### [Your objective]
Pictures appear in the records below; write out everything else exactly.

### [Dataset]
---------------

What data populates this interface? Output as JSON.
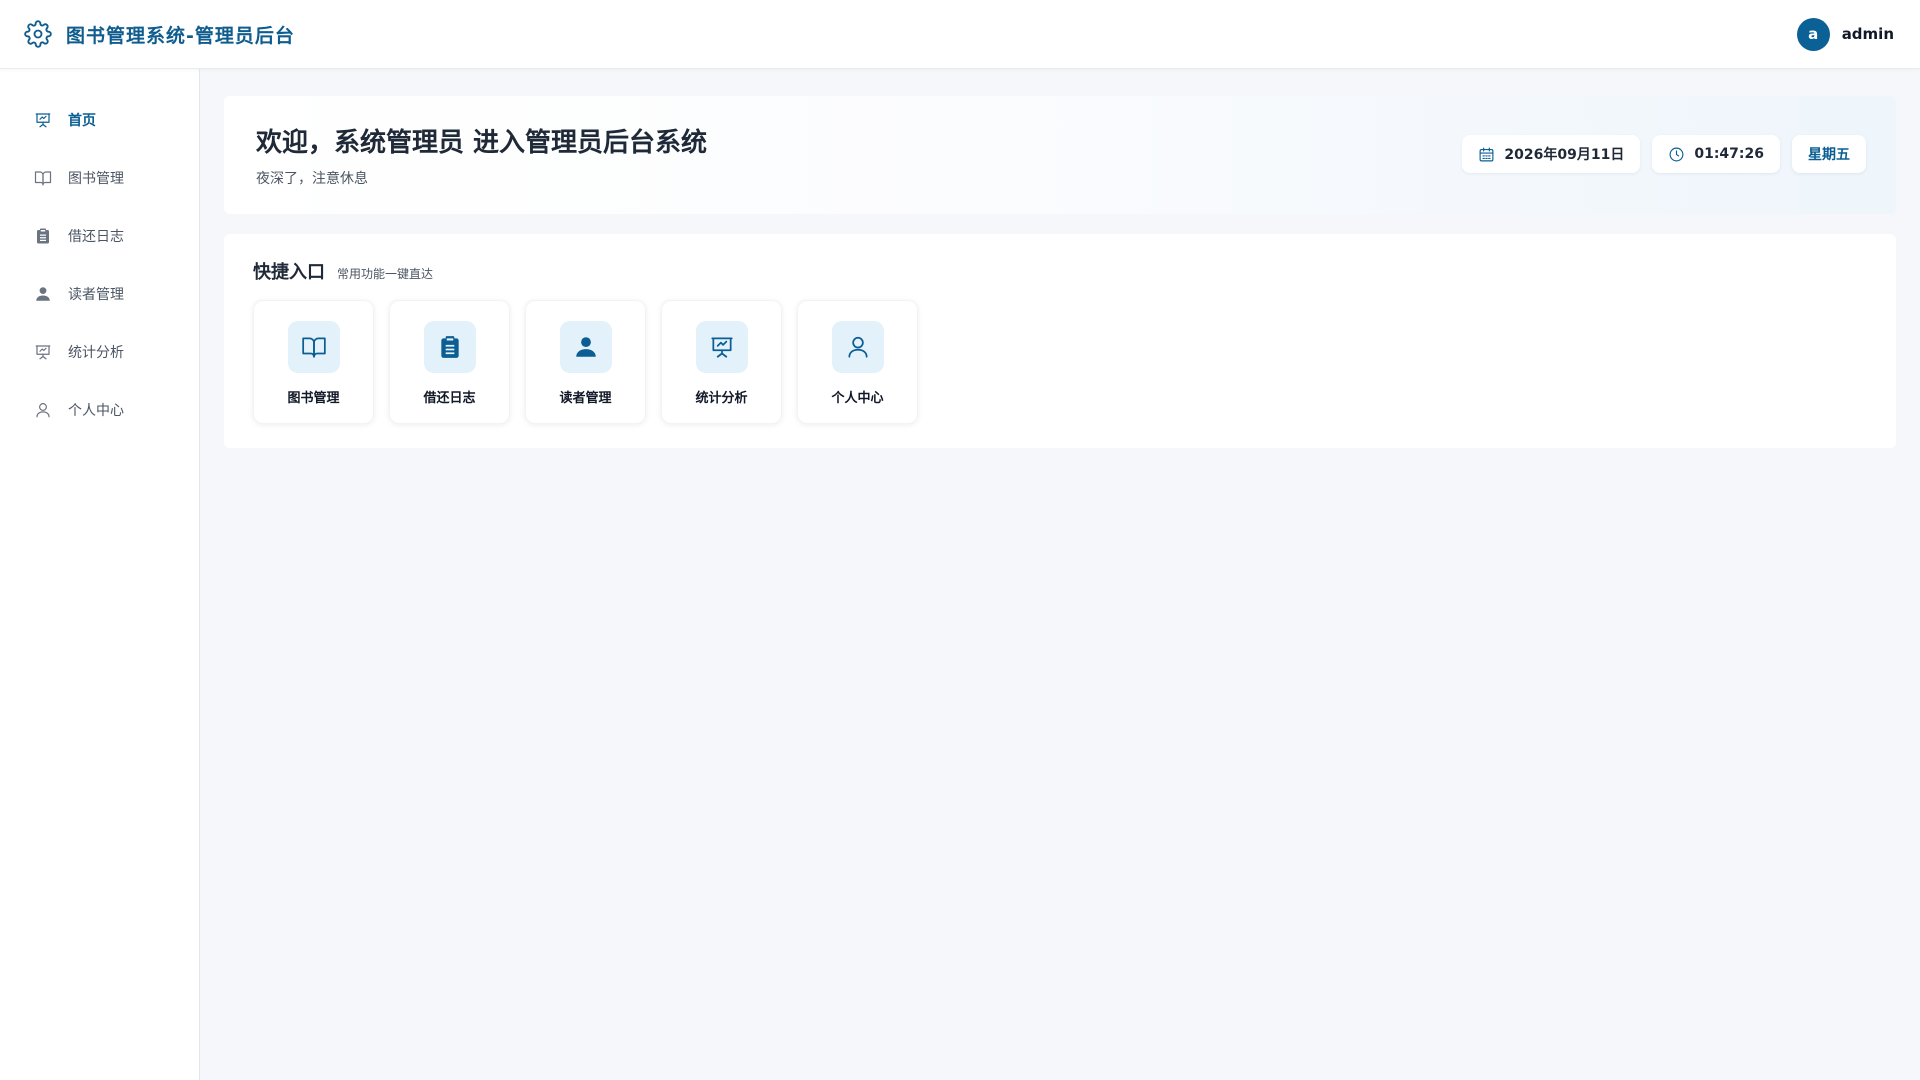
{
  "header": {
    "title": "图书管理系统-管理员后台",
    "icon": "gear-icon",
    "user": {
      "avatar_letter": "a",
      "name": "admin"
    }
  },
  "sidebar": {
    "items": [
      {
        "label": "首页",
        "icon": "presentation-chart-icon",
        "active": true
      },
      {
        "label": "图书管理",
        "icon": "book-open-icon",
        "active": false
      },
      {
        "label": "借还日志",
        "icon": "clipboard-icon",
        "active": false
      },
      {
        "label": "读者管理",
        "icon": "user-filled-icon",
        "active": false
      },
      {
        "label": "统计分析",
        "icon": "presentation-chart-icon",
        "active": false
      },
      {
        "label": "个人中心",
        "icon": "user-outline-icon",
        "active": false
      }
    ]
  },
  "welcome": {
    "title": "欢迎，系统管理员 进入管理员后台系统",
    "subtitle": "夜深了，注意休息",
    "date": "2026年09月11日",
    "time": "01:47:26",
    "weekday": "星期五"
  },
  "quick": {
    "title": "快捷入口",
    "subtitle": "常用功能一键直达",
    "cards": [
      {
        "label": "图书管理",
        "icon": "book-open-icon"
      },
      {
        "label": "借还日志",
        "icon": "clipboard-icon"
      },
      {
        "label": "读者管理",
        "icon": "user-filled-icon"
      },
      {
        "label": "统计分析",
        "icon": "presentation-chart-icon"
      },
      {
        "label": "个人中心",
        "icon": "user-outline-icon"
      }
    ]
  },
  "colors": {
    "accent": "#0b5e93",
    "background": "#f5f7fa",
    "card_icon_bg": "#e3f1fb"
  }
}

---------------

### [Finished task]
What data populates this interface? Output as JSON.
{
  "header": {
    "title": "图书管理系统-管理员后台",
    "icon": "gear-icon",
    "user": {
      "avatar_letter": "a",
      "name": "admin"
    }
  },
  "sidebar": {
    "items": [
      {
        "label": "首页",
        "icon": "presentation-chart-icon",
        "active": true
      },
      {
        "label": "图书管理",
        "icon": "book-open-icon",
        "active": false
      },
      {
        "label": "借还日志",
        "icon": "clipboard-icon",
        "active": false
      },
      {
        "label": "读者管理",
        "icon": "user-filled-icon",
        "active": false
      },
      {
        "label": "统计分析",
        "icon": "presentation-chart-icon",
        "active": false
      },
      {
        "label": "个人中心",
        "icon": "user-outline-icon",
        "active": false
      }
    ]
  },
  "welcome": {
    "title": "欢迎，系统管理员 进入管理员后台系统",
    "subtitle": "夜深了，注意休息",
    "date": "2026年09月11日",
    "time": "01:47:26",
    "weekday": "星期五"
  },
  "quick": {
    "title": "快捷入口",
    "subtitle": "常用功能一键直达",
    "cards": [
      {
        "label": "图书管理",
        "icon": "book-open-icon"
      },
      {
        "label": "借还日志",
        "icon": "clipboard-icon"
      },
      {
        "label": "读者管理",
        "icon": "user-filled-icon"
      },
      {
        "label": "统计分析",
        "icon": "presentation-chart-icon"
      },
      {
        "label": "个人中心",
        "icon": "user-outline-icon"
      }
    ]
  },
  "colors": {
    "accent": "#0b5e93",
    "background": "#f5f7fa",
    "card_icon_bg": "#e3f1fb"
  }
}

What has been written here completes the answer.